▸ Task description:
Your answer should be one number: how many lines of the records hold the string "сердца".

(Data entries)
────────
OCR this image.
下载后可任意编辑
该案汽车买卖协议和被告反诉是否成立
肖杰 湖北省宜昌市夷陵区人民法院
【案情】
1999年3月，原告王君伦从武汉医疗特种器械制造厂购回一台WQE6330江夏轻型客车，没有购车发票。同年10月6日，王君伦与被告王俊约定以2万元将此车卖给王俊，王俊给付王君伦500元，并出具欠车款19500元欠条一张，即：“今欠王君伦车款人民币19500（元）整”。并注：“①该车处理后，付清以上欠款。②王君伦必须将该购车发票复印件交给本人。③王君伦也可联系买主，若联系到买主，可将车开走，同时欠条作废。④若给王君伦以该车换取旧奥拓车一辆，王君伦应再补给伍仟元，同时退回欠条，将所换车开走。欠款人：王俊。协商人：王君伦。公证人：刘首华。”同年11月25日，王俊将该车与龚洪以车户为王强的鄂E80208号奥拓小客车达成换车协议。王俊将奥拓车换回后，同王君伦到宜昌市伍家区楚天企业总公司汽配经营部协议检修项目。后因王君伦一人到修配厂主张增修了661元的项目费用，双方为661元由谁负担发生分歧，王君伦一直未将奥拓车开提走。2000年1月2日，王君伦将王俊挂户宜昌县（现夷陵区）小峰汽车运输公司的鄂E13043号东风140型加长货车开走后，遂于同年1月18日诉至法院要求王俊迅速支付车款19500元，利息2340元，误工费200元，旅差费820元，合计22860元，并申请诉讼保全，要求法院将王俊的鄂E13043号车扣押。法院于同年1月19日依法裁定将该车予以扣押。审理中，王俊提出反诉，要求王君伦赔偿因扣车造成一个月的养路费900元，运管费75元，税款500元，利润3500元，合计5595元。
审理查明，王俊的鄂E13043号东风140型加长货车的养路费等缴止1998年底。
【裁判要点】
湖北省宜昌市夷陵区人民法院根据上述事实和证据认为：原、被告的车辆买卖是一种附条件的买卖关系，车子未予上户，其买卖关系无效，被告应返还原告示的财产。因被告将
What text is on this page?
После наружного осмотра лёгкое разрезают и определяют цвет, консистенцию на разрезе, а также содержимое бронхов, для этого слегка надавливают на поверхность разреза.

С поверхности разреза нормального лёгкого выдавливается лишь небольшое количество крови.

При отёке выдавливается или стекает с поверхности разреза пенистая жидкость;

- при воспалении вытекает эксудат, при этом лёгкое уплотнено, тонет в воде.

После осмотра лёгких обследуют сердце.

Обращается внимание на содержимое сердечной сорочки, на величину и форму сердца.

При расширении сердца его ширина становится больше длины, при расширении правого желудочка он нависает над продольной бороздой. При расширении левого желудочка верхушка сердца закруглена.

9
────────
▸ Written response:
2